WHAT NEEDS TO BE DONE:
Take from the listing each line that has the string "рабочее".

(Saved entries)
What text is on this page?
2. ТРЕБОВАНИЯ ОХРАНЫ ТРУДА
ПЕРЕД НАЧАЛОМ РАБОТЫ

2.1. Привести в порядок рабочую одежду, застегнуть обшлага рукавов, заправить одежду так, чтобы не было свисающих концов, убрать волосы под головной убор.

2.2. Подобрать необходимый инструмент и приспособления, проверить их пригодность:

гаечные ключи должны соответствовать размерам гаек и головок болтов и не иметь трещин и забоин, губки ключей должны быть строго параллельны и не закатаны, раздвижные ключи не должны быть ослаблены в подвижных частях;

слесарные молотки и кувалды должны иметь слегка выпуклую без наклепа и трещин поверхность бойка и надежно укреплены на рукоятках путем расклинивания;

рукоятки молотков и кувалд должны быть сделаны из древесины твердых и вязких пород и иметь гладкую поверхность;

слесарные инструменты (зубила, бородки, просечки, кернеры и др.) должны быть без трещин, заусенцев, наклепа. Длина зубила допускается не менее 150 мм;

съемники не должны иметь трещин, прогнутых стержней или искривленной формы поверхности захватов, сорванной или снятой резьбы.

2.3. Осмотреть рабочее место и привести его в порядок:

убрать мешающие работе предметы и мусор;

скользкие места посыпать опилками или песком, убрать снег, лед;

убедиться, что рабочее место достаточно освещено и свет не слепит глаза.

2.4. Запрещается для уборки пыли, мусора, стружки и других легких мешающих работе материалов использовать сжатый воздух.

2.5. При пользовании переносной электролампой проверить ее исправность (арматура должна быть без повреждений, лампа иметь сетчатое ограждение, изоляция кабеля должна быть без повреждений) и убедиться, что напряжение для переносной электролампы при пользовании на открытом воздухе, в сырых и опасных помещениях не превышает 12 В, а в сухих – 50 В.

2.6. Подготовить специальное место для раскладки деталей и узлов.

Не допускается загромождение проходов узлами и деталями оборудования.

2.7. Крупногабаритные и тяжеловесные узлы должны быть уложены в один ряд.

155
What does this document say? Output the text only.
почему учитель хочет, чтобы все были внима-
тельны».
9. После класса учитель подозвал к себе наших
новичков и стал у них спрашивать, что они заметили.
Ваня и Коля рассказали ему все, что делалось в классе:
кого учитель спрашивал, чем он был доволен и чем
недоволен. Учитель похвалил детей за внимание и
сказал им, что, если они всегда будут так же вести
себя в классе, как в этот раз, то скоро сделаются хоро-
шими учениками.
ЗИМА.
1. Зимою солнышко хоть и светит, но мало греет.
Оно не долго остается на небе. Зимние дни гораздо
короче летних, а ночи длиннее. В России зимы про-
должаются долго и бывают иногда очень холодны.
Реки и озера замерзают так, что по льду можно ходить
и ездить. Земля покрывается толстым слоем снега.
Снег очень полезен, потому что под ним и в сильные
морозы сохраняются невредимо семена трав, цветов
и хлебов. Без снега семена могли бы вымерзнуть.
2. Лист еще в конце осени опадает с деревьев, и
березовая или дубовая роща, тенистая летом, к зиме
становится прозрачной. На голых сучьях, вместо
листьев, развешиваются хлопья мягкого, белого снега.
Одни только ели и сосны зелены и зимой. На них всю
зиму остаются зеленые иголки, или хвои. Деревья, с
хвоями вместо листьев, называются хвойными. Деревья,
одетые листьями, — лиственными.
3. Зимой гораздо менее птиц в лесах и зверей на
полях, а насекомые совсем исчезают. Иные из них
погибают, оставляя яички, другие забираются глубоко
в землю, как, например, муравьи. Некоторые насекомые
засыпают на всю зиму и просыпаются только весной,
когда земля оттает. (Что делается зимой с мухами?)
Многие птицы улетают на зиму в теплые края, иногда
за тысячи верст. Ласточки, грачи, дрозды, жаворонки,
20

RESULT:
2.3. Осмотреть рабочее место и привести его в порядок:
убедиться, что рабочее место достаточно освещено и свет не слепит глаза.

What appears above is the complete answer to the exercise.